> The request:
An exact reproduction of the records is required, with all images left out.
════════
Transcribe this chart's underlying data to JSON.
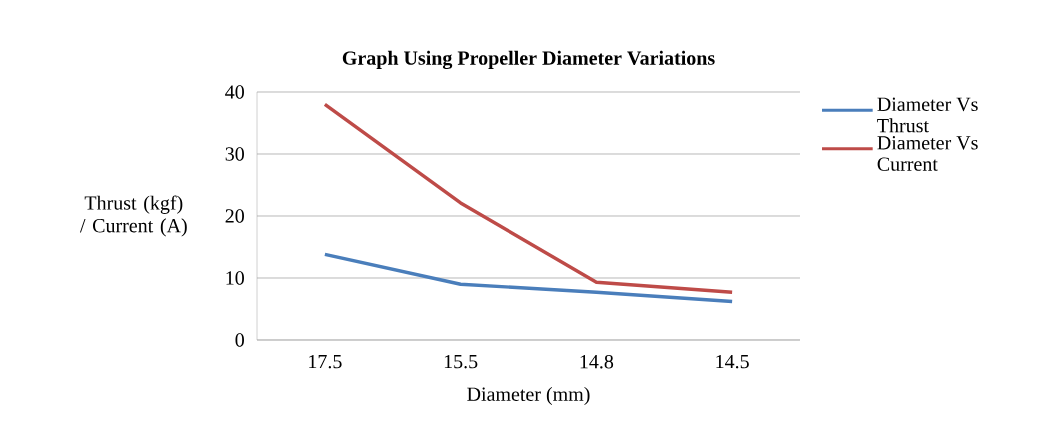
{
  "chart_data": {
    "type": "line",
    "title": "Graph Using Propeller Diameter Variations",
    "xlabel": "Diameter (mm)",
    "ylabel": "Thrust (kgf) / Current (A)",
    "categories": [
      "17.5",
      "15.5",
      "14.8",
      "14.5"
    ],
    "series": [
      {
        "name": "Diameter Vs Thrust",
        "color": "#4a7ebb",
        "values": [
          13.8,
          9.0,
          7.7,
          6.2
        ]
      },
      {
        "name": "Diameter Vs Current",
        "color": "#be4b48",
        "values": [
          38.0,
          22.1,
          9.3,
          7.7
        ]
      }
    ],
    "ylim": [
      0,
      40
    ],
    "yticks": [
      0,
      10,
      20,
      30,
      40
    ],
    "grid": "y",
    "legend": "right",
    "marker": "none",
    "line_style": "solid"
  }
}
════════
> Finished exercise:
Transcribe this chart's underlying data to JSON.
{
  "chart_data": {
    "type": "line",
    "title": "Graph Using Propeller Diameter Variations",
    "xlabel": "Diameter (mm)",
    "ylabel": "Thrust (kgf) / Current (A)",
    "categories": [
      "17.5",
      "15.5",
      "14.8",
      "14.5"
    ],
    "series": [
      {
        "name": "Diameter Vs Thrust",
        "color": "#4a7ebb",
        "values": [
          13.8,
          9.0,
          7.7,
          6.2
        ]
      },
      {
        "name": "Diameter Vs Current",
        "color": "#be4b48",
        "values": [
          38.0,
          22.1,
          9.3,
          7.7
        ]
      }
    ],
    "ylim": [
      0,
      40
    ],
    "yticks": [
      0,
      10,
      20,
      30,
      40
    ],
    "grid": "y",
    "legend": "right",
    "marker": "none",
    "line_style": "solid"
  }
}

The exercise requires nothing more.